## Work order
Extract the full passage about the steamboat Dispatch below and reproduce it word for word.

━━ Text under study

Freight pilferage was also a problem. On the next to the last trip prior to July 21, 1904, so much freight was stolen off Dispatch that the loss to the company exceeded the amount received for delivering the freight. A local newspaper expressed dismay that these incidents were becoming more frequent, adding that "Salem [the location of the state penitentiary] has a proper retreat for such characters, and they should be forced to emigrate there and be properly attired."

==Mechanical problems==

Dispatch and Favorite at Coquille City circa 1910

Dispatch was out of service from the fall of 1907 to the spring of 1908 because of mechanical problems. On October 17, 1907, it was reported that Dispatch had been out of service "for some time" waiting for new boilers to arrive from San Francisco. The old boilers had been condemned by the steamboat inspectors. Dispatch had been kept at a dock pending delivery of the boilers, but the week before the October 17 report, it had been necessary to tow the boat upriver to free up the wharf space for active vessels.

On March 28, 1908, it was reported that the new boiler had been placed into Dispatch, and the connections were in the process of being made. The boat was being repainted in white trimmed with red. The new boiler was larger than the old one, and was expected to drive the vessel at a greater speed. The boat was expected to be back in operation by April 1, 1908, or a few days later.

By May 10, 1908, Dispatch was back in service, being scheduled that day to pick up a train-load of excursionists from Marshfield at Cedar Point, transport them to Bandon, arriving at 10:45 a.m., and then depart Bandon at 5:00 to return to Cedar Point to catch the train back to Marshfield.

━━━━
━━ Given entries

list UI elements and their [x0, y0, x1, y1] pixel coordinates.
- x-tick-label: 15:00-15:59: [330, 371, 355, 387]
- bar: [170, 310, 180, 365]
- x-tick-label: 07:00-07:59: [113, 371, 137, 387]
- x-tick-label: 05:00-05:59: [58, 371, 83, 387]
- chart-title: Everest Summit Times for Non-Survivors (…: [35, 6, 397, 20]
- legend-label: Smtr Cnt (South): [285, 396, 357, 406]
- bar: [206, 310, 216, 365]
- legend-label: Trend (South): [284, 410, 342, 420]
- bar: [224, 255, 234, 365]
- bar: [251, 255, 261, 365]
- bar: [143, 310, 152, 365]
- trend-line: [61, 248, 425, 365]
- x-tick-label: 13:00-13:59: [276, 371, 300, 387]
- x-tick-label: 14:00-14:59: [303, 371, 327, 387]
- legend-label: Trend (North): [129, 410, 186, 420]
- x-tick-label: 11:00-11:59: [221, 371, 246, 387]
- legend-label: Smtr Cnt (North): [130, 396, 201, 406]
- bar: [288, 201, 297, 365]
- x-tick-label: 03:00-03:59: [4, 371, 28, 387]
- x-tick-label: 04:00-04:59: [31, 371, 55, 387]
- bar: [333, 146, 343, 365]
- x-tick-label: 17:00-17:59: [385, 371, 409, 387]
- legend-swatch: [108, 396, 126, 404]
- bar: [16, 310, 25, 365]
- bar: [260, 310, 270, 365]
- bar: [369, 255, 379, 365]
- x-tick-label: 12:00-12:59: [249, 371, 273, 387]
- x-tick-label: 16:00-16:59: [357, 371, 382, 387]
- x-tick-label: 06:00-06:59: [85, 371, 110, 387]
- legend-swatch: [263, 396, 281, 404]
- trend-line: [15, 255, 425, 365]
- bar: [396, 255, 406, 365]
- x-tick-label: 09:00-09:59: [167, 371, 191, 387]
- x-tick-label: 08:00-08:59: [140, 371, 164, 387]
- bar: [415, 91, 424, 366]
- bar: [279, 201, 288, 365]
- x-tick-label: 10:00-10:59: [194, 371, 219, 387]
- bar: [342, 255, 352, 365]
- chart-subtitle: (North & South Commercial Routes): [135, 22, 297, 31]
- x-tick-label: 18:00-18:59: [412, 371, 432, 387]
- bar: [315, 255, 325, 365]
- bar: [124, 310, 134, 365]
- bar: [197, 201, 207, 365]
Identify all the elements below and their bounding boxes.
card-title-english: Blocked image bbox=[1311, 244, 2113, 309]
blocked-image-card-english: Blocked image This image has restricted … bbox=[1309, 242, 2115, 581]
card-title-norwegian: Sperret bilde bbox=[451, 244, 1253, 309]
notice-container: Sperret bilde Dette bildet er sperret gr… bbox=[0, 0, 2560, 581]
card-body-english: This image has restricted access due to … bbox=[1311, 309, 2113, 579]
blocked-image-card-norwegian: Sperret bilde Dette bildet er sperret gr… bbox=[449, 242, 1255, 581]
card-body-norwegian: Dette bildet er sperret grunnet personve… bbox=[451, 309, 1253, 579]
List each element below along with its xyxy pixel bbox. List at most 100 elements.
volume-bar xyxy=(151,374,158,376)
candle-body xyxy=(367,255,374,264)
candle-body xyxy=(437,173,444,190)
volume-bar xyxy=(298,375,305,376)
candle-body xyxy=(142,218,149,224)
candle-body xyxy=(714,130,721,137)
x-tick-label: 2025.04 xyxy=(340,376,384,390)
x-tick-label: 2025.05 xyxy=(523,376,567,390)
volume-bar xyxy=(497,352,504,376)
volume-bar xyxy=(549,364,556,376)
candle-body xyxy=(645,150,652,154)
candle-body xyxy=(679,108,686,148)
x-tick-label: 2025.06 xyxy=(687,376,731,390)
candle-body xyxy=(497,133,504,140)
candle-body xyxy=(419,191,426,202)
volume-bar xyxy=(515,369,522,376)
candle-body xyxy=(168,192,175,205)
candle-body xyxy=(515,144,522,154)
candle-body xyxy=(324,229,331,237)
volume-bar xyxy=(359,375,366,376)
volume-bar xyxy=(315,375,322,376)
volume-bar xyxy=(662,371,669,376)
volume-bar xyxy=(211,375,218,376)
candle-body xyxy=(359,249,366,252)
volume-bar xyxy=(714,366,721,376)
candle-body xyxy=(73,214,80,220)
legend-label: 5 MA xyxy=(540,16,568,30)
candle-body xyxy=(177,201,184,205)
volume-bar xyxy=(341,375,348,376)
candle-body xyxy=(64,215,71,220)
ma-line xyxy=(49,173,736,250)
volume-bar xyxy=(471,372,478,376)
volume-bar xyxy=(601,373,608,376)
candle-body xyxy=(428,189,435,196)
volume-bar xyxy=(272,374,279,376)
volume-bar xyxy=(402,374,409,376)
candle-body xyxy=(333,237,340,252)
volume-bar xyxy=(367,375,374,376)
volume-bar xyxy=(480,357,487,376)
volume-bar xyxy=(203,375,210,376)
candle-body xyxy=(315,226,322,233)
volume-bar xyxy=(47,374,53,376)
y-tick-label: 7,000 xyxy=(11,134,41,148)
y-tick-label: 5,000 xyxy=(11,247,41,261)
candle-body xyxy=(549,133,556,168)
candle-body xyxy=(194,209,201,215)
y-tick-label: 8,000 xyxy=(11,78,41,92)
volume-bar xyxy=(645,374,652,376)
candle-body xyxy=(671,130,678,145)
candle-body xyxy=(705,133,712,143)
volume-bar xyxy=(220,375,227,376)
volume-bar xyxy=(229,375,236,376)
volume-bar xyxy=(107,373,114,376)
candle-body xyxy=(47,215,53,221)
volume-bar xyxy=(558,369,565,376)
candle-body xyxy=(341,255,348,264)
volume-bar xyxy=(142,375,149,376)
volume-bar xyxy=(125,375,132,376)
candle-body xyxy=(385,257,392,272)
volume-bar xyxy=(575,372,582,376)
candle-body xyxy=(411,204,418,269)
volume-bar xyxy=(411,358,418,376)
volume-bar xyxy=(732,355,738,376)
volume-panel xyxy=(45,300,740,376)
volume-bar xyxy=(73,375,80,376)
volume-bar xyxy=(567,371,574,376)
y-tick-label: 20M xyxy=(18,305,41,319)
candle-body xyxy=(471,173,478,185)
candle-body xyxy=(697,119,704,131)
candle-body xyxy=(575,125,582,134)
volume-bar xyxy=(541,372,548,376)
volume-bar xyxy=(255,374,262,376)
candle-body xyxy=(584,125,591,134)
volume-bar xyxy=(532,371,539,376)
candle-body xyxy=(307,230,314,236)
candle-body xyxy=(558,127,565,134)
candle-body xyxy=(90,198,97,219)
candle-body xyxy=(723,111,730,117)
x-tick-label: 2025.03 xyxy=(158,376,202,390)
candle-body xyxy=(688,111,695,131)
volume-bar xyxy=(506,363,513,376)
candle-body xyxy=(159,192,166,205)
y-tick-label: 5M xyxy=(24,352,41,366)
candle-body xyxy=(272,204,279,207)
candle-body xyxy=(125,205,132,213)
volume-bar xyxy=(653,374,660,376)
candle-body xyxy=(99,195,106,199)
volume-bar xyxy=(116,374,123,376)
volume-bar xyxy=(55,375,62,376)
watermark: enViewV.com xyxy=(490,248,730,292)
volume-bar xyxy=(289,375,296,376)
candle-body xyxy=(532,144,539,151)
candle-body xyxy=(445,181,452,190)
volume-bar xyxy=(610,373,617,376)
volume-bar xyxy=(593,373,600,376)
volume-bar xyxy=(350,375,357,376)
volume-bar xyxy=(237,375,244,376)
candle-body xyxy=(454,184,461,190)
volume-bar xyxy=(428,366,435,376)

━━━━

## The completed task
Freight pilferage was also a problem. On the next to the last trip prior to July 21, 1904, so much freight was stolen off Dispatch that the loss to the company exceeded the amount received for delivering the freight. A local newspaper expressed dismay that these incidents were becoming more frequent, adding that "Salem [the location of the state penitentiary] has a proper retreat for such characters, and they should be forced to emigrate there and be properly attired."

==Mechanical problems==

Dispatch and Favorite at Coquille City circa 1910

Dispatch was out of service from the fall of 1907 to the spring of 1908 because of mechanical problems. On October 17, 1907, it was reported that Dispatch had been out of service "for some time" waiting for new boilers to arrive from San Francisco. The old boilers had been condemned by the steamboat inspectors. Dispatch had been kept at a dock pending delivery of the boilers, but the week before the October 17 report, it had been necessary to tow the boat upriver to free up the wharf space for active vessels.

On March 28, 1908, it was reported that the new boiler had been placed into Dispatch, and the connections were in the process of being made. The boat was being repainted in white trimmed with red. The new boiler was larger than the old one, and was expected to drive the vessel at a greater speed. The boat was expected to be back in operation by April 1, 1908, or a few days later.

By May 10, 1908, Dispatch was back in service, being scheduled that day to pick up a train-load of excursionists from Marshfield at Cedar Point, transport them to Bandon, arriving at 10:45 a.m., and then depart Bandon at 5:00 to return to Cedar Point to catch the train back to Marshfield.